Stored dataset items

::::::::::

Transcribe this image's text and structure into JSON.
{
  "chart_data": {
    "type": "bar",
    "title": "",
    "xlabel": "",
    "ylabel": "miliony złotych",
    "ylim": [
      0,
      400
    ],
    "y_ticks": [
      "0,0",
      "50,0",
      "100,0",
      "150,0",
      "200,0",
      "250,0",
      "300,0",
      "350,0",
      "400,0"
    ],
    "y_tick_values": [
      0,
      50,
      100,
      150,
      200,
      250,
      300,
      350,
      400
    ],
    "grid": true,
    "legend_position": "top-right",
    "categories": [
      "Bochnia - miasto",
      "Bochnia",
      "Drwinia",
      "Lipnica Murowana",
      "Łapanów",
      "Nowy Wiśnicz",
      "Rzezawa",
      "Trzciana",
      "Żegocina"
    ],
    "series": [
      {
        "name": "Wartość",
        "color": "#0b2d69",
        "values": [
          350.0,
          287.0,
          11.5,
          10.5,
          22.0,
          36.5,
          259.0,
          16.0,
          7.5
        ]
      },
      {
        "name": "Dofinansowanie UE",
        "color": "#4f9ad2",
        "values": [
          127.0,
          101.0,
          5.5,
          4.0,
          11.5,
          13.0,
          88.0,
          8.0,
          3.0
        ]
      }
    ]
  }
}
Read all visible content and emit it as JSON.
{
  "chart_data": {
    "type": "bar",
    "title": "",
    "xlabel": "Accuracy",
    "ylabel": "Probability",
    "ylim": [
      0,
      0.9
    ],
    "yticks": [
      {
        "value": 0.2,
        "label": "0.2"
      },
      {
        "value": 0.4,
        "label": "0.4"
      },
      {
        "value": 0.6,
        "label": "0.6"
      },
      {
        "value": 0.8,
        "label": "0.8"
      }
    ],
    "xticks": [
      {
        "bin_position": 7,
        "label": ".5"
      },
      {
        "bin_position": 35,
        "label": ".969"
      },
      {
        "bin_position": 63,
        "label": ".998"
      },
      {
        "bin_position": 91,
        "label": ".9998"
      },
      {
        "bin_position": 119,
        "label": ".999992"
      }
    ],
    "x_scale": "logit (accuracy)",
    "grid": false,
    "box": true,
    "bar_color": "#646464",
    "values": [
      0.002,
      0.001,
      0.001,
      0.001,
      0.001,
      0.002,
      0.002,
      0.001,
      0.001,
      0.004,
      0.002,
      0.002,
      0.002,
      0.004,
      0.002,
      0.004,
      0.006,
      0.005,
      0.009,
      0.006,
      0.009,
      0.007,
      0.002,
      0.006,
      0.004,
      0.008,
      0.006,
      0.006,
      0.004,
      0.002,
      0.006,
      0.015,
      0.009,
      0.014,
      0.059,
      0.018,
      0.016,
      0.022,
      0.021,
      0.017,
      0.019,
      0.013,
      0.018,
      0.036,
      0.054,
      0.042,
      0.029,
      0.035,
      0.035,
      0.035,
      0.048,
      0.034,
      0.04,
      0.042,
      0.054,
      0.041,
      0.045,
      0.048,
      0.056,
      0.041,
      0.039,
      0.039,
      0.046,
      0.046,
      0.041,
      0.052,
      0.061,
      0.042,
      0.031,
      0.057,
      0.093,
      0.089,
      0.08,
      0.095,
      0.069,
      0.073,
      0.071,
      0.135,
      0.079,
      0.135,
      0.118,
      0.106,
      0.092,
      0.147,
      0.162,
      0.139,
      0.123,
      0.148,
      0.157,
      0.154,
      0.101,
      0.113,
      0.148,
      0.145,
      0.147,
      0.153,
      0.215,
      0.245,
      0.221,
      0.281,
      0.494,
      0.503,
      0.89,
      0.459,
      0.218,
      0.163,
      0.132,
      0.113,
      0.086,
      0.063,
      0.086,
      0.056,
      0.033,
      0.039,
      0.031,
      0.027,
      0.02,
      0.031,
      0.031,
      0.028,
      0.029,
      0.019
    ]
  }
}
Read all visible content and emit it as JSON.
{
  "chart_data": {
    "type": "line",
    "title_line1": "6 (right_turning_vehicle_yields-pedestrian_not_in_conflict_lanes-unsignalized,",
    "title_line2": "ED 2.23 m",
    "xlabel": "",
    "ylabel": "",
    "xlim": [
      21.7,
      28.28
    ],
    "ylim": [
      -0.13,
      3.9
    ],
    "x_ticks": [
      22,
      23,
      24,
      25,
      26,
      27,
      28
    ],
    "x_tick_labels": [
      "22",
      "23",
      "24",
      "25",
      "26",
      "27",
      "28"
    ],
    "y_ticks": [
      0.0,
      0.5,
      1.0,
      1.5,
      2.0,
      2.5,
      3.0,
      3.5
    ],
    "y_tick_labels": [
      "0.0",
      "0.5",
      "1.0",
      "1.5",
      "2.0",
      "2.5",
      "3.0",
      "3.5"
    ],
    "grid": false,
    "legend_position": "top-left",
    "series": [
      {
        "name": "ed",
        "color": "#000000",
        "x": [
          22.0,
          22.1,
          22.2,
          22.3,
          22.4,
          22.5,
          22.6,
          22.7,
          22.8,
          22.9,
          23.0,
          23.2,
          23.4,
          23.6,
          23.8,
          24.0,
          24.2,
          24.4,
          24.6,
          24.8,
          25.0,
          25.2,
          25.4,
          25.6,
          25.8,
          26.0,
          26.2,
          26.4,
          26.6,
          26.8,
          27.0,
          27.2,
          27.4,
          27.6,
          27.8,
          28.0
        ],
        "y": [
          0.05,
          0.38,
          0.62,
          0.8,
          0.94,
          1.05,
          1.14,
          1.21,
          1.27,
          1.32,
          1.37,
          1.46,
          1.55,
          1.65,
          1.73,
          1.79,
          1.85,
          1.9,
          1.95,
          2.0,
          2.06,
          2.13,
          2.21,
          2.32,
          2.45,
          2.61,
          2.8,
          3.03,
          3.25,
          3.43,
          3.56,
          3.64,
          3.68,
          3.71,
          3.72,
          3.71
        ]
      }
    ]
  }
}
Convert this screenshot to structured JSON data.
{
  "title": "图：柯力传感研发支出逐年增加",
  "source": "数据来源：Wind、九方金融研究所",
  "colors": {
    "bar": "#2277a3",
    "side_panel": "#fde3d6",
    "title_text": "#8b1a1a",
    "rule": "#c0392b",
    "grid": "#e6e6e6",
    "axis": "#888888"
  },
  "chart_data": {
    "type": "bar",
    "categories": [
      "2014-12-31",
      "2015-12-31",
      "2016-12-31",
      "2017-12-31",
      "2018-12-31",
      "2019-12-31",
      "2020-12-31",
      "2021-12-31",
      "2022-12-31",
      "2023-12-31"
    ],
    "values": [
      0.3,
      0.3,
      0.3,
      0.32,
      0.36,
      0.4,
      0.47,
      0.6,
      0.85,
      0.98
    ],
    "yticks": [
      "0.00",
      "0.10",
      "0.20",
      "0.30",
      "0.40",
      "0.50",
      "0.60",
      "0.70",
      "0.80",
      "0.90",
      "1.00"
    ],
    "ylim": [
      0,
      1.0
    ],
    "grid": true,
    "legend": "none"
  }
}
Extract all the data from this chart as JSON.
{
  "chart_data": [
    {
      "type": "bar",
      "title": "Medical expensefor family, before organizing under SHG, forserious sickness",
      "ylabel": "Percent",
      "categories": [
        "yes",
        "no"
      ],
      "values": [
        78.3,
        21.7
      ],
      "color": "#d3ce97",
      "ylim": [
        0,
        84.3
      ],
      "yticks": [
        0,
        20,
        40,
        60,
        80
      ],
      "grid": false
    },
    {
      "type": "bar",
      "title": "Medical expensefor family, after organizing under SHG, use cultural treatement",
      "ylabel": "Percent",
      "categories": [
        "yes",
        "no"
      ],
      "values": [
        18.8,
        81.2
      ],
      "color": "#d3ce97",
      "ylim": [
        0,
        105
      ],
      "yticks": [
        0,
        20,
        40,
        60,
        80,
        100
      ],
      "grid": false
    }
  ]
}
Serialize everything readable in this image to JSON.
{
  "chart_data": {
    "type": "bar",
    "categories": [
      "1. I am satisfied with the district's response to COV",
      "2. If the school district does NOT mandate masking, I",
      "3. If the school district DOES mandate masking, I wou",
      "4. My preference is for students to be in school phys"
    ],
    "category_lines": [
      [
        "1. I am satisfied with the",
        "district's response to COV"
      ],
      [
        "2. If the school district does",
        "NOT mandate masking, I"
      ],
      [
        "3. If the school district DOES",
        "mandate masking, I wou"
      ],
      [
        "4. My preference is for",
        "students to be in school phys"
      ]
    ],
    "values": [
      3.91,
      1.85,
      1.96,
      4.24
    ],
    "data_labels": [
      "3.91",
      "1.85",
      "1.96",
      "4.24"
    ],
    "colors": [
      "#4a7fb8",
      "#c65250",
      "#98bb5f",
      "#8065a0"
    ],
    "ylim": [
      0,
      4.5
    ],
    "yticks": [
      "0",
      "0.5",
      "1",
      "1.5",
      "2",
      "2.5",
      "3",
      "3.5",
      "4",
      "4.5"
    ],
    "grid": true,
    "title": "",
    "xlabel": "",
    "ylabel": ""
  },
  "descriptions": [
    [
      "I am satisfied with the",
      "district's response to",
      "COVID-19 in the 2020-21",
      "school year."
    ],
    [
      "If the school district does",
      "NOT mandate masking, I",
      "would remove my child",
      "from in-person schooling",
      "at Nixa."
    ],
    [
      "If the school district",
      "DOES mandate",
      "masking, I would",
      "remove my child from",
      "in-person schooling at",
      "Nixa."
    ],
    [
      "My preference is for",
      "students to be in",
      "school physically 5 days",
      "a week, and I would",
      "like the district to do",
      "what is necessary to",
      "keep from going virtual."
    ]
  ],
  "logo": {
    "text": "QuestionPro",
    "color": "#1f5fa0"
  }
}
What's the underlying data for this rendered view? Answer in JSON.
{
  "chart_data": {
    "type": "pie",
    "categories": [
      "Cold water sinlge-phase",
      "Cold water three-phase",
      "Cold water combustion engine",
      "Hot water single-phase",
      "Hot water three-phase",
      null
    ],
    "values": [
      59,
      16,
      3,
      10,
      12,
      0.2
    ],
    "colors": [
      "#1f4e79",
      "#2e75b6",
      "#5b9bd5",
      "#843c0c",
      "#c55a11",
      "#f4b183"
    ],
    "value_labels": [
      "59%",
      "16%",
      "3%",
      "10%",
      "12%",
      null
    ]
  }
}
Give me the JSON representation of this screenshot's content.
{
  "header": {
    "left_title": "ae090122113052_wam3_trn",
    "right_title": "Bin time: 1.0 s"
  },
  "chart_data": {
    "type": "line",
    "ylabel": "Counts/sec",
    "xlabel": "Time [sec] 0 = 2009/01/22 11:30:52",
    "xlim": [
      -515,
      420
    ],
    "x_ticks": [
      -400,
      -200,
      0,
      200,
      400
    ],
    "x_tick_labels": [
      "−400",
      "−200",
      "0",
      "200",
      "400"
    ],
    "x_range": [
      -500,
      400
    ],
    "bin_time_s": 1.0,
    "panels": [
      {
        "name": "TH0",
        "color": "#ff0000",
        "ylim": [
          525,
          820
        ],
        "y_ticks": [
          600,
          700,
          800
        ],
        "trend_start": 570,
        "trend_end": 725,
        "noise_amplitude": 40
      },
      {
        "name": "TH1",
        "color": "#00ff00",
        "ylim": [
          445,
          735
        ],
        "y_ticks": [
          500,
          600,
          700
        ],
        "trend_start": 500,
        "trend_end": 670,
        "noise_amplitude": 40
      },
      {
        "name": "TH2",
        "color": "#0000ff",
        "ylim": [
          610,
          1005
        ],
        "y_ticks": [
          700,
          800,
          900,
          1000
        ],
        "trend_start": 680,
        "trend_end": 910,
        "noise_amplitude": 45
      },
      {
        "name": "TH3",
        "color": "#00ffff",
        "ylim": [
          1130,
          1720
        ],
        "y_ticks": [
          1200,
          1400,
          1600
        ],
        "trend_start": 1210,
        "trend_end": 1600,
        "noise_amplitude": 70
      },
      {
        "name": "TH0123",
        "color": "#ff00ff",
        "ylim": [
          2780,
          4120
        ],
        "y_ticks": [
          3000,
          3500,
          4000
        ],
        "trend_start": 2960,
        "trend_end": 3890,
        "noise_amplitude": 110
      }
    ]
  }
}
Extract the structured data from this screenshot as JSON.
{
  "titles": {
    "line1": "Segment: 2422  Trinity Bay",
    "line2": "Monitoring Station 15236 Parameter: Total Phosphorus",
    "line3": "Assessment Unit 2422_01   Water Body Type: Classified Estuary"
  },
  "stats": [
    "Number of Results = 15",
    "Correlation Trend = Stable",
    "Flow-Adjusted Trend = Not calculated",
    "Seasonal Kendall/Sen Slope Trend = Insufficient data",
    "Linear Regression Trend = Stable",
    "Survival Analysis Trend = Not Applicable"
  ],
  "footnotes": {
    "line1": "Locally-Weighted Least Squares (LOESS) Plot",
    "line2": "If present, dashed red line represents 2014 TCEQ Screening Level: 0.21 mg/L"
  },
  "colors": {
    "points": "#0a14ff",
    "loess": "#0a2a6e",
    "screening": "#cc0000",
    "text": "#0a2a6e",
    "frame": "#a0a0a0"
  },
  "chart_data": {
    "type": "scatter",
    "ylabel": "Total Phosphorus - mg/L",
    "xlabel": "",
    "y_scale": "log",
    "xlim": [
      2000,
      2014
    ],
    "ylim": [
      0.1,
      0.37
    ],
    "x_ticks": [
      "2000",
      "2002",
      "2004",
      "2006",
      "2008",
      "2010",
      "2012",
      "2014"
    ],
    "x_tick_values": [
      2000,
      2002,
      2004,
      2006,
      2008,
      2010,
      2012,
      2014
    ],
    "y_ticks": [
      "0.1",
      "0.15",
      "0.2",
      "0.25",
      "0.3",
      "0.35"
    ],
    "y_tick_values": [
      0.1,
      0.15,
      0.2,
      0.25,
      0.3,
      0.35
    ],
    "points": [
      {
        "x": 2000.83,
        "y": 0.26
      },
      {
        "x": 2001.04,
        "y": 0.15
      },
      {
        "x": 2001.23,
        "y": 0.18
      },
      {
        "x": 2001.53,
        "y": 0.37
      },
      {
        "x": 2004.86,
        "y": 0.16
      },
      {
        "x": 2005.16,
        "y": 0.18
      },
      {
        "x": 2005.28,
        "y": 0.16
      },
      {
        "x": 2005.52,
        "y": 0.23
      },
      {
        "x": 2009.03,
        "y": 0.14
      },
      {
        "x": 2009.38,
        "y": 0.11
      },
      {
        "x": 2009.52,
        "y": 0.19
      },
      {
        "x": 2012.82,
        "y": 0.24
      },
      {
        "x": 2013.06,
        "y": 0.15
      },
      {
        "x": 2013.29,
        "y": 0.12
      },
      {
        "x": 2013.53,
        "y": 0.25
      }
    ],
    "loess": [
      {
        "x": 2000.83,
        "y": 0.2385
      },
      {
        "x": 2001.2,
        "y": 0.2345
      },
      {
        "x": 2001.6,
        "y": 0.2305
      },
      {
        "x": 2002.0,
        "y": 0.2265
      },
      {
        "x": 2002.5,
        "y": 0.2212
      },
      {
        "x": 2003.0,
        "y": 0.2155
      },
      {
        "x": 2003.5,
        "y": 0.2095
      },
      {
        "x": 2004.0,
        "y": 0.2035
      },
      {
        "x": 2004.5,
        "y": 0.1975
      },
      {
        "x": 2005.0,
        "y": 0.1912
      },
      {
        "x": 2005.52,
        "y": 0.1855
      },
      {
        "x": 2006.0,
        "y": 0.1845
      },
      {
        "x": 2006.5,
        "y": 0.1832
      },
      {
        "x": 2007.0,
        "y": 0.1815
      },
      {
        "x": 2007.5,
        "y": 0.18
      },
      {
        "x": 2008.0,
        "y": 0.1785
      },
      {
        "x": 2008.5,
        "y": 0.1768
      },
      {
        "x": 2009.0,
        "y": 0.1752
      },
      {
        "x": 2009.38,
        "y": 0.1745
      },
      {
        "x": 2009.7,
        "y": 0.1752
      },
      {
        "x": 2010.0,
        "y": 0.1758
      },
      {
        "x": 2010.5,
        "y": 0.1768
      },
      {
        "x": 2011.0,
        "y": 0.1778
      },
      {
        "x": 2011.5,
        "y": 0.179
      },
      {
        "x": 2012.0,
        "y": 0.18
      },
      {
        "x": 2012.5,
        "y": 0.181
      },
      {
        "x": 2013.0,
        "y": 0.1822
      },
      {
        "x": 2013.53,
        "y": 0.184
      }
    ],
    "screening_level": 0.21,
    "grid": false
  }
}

::::::::::

- _WHAT YOU ARE ASKED TO DO_: For each line in the data above that contains the string "would", extract the line.

- _ANSWER TO THIS EXERCISE_:
      "would remove my child",
      "masking, I would",
      "a week, and I would",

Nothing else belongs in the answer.